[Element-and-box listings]
## START
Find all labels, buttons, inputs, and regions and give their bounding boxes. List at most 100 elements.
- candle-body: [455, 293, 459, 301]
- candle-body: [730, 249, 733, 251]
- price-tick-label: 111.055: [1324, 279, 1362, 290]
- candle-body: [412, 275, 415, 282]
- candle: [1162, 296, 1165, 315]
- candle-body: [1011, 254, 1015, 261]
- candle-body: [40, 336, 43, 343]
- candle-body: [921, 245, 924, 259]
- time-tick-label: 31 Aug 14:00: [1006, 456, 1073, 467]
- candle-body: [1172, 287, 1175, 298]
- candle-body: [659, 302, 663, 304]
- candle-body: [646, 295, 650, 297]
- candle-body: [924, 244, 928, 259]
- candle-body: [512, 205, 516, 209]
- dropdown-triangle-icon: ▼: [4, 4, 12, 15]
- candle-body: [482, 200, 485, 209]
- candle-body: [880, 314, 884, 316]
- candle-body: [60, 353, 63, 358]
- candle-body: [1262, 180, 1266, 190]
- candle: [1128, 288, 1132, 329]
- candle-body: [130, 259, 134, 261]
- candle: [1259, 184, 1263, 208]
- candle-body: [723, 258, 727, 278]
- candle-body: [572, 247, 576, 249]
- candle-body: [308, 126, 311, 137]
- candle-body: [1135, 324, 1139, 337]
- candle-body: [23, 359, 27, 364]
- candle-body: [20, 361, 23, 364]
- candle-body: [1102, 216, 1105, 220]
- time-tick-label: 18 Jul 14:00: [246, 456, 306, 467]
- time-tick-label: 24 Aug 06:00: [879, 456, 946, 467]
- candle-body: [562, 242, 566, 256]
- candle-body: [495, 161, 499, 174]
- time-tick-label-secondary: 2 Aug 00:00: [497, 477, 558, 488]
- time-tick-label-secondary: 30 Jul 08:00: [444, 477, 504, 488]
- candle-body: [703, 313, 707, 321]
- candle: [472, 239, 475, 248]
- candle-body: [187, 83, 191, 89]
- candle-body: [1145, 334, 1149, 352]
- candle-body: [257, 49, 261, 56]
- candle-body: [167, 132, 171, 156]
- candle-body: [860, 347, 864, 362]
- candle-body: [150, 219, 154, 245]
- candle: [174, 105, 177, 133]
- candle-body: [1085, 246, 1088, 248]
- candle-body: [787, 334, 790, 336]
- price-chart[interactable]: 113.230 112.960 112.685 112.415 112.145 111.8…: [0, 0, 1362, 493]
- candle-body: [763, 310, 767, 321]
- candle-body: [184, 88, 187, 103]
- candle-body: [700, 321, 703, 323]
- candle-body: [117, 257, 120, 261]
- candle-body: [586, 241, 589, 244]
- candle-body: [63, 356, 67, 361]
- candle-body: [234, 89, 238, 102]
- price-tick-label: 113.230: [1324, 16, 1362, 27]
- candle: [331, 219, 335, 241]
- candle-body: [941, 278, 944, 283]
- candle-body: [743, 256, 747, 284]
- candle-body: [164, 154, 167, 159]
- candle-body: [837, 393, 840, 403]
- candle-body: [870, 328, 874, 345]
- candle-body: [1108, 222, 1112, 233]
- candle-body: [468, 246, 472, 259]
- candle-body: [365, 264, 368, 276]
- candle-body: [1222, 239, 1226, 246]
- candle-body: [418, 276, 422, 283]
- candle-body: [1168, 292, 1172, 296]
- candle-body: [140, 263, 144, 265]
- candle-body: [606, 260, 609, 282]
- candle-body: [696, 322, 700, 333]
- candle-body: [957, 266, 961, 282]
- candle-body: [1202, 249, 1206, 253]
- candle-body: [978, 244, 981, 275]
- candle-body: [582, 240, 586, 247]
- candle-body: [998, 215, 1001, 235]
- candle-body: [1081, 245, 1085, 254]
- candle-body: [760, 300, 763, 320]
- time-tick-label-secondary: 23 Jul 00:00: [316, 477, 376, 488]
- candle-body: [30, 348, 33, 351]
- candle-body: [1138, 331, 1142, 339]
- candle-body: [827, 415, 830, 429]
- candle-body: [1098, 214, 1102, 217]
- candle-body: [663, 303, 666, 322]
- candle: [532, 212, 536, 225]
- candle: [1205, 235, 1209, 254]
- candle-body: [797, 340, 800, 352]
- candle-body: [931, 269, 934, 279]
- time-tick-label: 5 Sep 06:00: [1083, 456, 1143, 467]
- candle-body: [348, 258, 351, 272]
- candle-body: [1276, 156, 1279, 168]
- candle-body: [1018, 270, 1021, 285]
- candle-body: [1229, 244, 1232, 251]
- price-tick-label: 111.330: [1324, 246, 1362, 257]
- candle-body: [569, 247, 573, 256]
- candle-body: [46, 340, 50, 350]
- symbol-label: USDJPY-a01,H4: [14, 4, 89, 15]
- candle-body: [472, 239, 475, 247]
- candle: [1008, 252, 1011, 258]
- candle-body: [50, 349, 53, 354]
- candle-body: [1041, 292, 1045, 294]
## END
> **BRIEF**:
Transcribe every line of the rows above, character for character.

> **RESULT BELOW**:
Find all labels, buttons, inputs, and regions and give their bounding boxes. List at most 100 elements.
- candle-body: [455, 293, 459, 301]
- candle-body: [730, 249, 733, 251]
- price-tick-label: 111.055: [1324, 279, 1362, 290]
- candle-body: [412, 275, 415, 282]
- candle: [1162, 296, 1165, 315]
- candle-body: [1011, 254, 1015, 261]
- candle-body: [40, 336, 43, 343]
- candle-body: [921, 245, 924, 259]
- time-tick-label: 31 Aug 14:00: [1006, 456, 1073, 467]
- candle-body: [1172, 287, 1175, 298]
- candle-body: [659, 302, 663, 304]
- candle-body: [646, 295, 650, 297]
- candle-body: [924, 244, 928, 259]
- candle-body: [512, 205, 516, 209]
- dropdown-triangle-icon: ▼: [4, 4, 12, 15]
- candle-body: [482, 200, 485, 209]
- candle-body: [880, 314, 884, 316]
- candle-body: [60, 353, 63, 358]
- candle-body: [1262, 180, 1266, 190]
- candle: [1128, 288, 1132, 329]
- candle-body: [130, 259, 134, 261]
- candle: [1259, 184, 1263, 208]
- candle-body: [723, 258, 727, 278]
- candle-body: [572, 247, 576, 249]
- candle-body: [308, 126, 311, 137]
- candle-body: [1135, 324, 1139, 337]
- candle-body: [23, 359, 27, 364]
- candle-body: [20, 361, 23, 364]
- candle-body: [1102, 216, 1105, 220]
- time-tick-label: 18 Jul 14:00: [246, 456, 306, 467]
- time-tick-label: 24 Aug 06:00: [879, 456, 946, 467]
- candle-body: [562, 242, 566, 256]
- candle-body: [495, 161, 499, 174]
- time-tick-label-secondary: 2 Aug 00:00: [497, 477, 558, 488]
- time-tick-label-secondary: 30 Jul 08:00: [444, 477, 504, 488]
- candle-body: [703, 313, 707, 321]
- candle: [472, 239, 475, 248]
- candle-body: [187, 83, 191, 89]
- candle-body: [1145, 334, 1149, 352]
- candle-body: [257, 49, 261, 56]
- candle-body: [167, 132, 171, 156]
- candle-body: [860, 347, 864, 362]
- candle-body: [150, 219, 154, 245]
- candle: [174, 105, 177, 133]
- candle-body: [1085, 246, 1088, 248]
- candle-body: [787, 334, 790, 336]
- price-chart[interactable]: 113.230 112.960 112.685 112.415 112.145 111.8…: [0, 0, 1362, 493]
- candle-body: [763, 310, 767, 321]
- candle-body: [184, 88, 187, 103]
- candle-body: [700, 321, 703, 323]
- candle-body: [117, 257, 120, 261]
- candle-body: [586, 241, 589, 244]
- candle-body: [63, 356, 67, 361]
- candle-body: [234, 89, 238, 102]
- price-tick-label: 113.230: [1324, 16, 1362, 27]
- candle: [331, 219, 335, 241]
- candle-body: [941, 278, 944, 283]
- candle-body: [743, 256, 747, 284]
- candle-body: [164, 154, 167, 159]
- candle-body: [837, 393, 840, 403]
- candle-body: [870, 328, 874, 345]
- candle-body: [1108, 222, 1112, 233]
- candle-body: [468, 246, 472, 259]
- candle-body: [365, 264, 368, 276]
- candle-body: [1222, 239, 1226, 246]
- candle-body: [418, 276, 422, 283]
- candle-body: [1168, 292, 1172, 296]
- candle-body: [140, 263, 144, 265]
- candle-body: [606, 260, 609, 282]
- candle-body: [696, 322, 700, 333]
- candle-body: [957, 266, 961, 282]
- candle-body: [1202, 249, 1206, 253]
- candle-body: [978, 244, 981, 275]
- candle-body: [582, 240, 586, 247]
- candle-body: [998, 215, 1001, 235]
- candle-body: [1081, 245, 1085, 254]
- candle-body: [760, 300, 763, 320]
- time-tick-label-secondary: 23 Jul 00:00: [316, 477, 376, 488]
- candle-body: [30, 348, 33, 351]
- candle-body: [1138, 331, 1142, 339]
- candle-body: [827, 415, 830, 429]
- candle-body: [1098, 214, 1102, 217]
- candle-body: [663, 303, 666, 322]
- candle: [532, 212, 536, 225]
- candle: [1205, 235, 1209, 254]
- candle-body: [797, 340, 800, 352]
- candle-body: [931, 269, 934, 279]
- time-tick-label: 5 Sep 06:00: [1083, 456, 1143, 467]
- candle-body: [348, 258, 351, 272]
- candle-body: [1276, 156, 1279, 168]
- candle-body: [1018, 270, 1021, 285]
- candle-body: [1229, 244, 1232, 251]
- price-tick-label: 111.330: [1324, 246, 1362, 257]
- candle-body: [569, 247, 573, 256]
- candle-body: [46, 340, 50, 350]
- symbol-label: USDJPY-a01,H4: [14, 4, 89, 15]
- candle-body: [472, 239, 475, 247]
- candle: [1008, 252, 1011, 258]
- candle-body: [50, 349, 53, 354]
- candle-body: [1041, 292, 1045, 294]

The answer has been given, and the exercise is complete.